Show every line below where "content" can be found.

-------- Exercise input

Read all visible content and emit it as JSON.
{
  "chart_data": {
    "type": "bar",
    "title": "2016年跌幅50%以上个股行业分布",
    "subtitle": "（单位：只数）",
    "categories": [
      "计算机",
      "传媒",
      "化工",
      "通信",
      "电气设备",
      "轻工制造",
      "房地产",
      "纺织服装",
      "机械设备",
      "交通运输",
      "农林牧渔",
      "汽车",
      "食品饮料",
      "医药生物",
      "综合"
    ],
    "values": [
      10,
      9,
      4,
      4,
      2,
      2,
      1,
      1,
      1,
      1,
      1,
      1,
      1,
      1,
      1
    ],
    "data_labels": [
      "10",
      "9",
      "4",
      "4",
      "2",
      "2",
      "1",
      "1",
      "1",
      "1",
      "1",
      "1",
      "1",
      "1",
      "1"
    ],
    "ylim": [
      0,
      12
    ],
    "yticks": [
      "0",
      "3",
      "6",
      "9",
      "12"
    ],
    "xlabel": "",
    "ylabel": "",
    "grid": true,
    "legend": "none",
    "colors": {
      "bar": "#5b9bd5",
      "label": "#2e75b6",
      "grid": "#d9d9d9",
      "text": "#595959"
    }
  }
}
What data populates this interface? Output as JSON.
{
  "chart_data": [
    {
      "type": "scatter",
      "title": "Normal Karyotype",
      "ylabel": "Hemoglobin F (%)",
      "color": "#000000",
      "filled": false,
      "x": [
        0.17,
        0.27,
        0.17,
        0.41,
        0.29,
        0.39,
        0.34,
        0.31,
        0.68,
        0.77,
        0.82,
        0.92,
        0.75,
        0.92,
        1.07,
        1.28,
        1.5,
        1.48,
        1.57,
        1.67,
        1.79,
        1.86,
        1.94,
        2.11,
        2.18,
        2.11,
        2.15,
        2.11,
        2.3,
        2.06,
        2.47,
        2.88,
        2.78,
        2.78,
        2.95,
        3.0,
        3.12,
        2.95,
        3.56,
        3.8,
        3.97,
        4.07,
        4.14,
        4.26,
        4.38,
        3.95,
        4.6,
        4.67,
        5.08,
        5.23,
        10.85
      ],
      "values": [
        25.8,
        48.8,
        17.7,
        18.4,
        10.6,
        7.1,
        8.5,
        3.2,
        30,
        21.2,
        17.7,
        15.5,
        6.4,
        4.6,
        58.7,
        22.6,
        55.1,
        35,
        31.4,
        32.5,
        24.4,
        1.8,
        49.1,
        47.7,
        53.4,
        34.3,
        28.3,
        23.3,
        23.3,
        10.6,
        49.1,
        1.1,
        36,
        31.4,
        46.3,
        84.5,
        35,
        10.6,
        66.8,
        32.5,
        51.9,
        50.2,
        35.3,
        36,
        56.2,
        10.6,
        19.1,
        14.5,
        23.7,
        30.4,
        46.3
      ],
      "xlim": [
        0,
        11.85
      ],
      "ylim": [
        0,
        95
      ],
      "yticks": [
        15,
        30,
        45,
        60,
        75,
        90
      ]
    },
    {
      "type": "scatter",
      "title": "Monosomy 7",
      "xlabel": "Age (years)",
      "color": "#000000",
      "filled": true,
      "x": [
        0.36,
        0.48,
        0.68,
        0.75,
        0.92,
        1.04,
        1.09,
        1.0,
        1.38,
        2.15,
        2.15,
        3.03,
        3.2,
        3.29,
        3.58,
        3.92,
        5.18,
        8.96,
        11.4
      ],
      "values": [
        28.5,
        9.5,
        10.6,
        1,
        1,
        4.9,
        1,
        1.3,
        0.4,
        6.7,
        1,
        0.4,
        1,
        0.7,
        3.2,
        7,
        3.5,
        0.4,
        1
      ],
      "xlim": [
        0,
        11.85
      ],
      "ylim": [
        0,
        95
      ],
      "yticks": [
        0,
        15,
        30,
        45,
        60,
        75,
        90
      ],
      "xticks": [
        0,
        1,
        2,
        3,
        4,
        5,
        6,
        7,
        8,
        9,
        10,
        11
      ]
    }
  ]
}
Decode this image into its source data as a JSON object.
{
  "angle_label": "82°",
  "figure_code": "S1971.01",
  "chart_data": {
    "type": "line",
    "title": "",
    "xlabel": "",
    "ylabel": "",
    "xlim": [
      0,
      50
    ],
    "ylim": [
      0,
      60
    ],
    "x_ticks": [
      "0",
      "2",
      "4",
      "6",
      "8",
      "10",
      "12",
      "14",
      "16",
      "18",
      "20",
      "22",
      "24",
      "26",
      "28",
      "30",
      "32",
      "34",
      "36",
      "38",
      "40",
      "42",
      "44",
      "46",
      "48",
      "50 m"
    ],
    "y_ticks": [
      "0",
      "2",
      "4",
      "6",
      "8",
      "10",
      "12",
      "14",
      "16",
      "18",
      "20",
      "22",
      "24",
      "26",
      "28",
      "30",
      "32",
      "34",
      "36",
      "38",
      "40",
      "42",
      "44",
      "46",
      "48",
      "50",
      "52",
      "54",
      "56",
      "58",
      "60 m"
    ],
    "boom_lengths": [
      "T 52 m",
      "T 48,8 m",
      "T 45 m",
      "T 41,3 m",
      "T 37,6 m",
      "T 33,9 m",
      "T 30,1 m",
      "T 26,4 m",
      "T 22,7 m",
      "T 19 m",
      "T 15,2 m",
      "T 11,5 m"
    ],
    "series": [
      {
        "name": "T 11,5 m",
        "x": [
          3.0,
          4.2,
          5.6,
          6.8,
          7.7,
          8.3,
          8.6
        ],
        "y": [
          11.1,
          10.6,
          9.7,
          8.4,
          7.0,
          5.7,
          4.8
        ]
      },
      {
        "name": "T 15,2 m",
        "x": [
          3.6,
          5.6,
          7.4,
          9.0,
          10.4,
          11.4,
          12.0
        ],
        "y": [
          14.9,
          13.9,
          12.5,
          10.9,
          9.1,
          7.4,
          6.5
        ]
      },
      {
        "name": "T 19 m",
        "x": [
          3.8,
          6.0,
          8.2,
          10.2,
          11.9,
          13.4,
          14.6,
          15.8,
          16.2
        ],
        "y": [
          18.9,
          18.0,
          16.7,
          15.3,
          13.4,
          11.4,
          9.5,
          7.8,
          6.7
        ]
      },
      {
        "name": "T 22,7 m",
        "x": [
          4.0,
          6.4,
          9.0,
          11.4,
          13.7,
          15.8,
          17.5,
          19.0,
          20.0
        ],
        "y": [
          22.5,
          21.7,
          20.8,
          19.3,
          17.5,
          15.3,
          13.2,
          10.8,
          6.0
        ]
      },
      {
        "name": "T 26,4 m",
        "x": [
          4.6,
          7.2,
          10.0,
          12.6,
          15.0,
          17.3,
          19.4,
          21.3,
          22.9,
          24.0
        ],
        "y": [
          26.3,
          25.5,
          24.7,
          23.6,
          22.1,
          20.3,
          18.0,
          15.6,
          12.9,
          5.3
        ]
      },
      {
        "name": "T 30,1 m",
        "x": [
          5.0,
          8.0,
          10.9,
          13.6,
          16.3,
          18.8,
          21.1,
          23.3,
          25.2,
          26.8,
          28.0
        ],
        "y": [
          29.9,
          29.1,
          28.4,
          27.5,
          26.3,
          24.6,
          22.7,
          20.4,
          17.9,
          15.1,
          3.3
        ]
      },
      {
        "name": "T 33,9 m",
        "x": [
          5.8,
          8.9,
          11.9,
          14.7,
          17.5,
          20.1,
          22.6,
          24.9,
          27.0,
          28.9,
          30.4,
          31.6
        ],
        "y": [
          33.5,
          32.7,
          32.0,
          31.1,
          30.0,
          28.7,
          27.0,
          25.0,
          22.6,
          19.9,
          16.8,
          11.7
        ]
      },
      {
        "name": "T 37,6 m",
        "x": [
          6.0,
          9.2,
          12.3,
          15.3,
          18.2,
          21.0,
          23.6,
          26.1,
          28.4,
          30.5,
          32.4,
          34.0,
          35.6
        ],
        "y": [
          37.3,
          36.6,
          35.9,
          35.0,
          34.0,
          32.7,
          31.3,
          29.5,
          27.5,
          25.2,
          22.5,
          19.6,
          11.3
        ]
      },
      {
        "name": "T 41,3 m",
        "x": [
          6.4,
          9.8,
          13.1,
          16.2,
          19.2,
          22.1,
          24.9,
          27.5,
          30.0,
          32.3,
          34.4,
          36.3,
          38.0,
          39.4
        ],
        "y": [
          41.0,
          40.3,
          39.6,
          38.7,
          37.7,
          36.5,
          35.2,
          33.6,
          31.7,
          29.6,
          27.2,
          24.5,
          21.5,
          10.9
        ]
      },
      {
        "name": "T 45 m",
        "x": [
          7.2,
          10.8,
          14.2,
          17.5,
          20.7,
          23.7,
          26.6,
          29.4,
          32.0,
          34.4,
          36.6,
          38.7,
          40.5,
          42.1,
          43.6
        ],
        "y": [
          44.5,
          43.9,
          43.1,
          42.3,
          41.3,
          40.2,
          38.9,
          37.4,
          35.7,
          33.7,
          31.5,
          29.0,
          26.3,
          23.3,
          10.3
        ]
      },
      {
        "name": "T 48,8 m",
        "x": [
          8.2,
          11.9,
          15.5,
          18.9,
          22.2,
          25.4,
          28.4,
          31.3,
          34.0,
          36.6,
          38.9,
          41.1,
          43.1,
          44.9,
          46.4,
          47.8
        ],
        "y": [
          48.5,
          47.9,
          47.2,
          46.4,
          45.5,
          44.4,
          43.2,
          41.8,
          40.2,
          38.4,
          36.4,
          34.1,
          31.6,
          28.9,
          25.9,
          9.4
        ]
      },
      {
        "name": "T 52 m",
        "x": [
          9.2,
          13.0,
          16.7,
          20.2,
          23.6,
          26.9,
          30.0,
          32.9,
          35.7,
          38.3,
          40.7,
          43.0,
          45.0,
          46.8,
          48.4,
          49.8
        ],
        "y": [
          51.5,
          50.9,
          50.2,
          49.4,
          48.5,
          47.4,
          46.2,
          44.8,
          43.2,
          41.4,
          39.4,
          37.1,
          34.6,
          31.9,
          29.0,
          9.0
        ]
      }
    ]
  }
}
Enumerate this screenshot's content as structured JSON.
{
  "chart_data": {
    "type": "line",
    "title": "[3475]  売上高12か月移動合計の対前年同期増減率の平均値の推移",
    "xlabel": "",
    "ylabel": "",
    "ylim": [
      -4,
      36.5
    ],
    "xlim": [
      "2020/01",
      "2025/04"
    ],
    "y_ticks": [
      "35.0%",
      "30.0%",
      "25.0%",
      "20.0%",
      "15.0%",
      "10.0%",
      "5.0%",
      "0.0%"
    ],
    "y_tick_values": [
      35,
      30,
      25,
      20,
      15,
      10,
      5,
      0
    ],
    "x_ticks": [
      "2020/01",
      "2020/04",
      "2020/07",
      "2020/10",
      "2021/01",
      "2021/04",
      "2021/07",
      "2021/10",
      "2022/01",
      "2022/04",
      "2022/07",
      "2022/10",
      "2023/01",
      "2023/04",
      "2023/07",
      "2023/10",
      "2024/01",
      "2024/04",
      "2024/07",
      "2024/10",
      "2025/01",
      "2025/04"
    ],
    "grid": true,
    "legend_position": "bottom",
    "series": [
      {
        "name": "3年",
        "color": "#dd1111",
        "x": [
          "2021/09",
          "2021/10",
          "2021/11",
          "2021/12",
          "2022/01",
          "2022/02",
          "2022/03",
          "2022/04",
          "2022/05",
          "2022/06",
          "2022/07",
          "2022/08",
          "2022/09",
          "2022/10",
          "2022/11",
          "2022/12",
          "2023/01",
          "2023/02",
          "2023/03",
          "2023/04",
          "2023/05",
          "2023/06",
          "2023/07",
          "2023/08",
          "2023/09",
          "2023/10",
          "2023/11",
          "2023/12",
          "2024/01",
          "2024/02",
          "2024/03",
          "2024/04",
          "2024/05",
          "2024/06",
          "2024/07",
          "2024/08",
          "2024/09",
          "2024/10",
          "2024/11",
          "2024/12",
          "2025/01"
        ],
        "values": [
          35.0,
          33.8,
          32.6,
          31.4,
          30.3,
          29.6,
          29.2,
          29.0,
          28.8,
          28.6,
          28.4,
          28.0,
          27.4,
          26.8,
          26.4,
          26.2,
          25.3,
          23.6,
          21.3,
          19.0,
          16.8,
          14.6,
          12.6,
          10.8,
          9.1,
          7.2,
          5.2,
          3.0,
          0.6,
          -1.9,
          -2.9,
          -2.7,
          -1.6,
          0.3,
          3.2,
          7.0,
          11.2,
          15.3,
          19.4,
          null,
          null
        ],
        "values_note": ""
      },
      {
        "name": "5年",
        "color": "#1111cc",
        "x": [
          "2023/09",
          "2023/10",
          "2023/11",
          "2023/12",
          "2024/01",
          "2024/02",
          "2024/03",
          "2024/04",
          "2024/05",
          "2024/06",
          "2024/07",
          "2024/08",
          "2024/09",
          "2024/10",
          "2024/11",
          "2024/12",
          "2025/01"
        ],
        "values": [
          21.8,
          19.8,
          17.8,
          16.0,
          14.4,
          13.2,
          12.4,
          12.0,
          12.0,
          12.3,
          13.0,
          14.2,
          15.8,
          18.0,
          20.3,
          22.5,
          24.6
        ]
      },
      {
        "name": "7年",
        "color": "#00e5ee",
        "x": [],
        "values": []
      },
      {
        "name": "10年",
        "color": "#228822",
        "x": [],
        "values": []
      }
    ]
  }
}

----------------

*Task output*
Read all visible content and emit it as JSON.
Enumerate this screenshot's content as structured JSON.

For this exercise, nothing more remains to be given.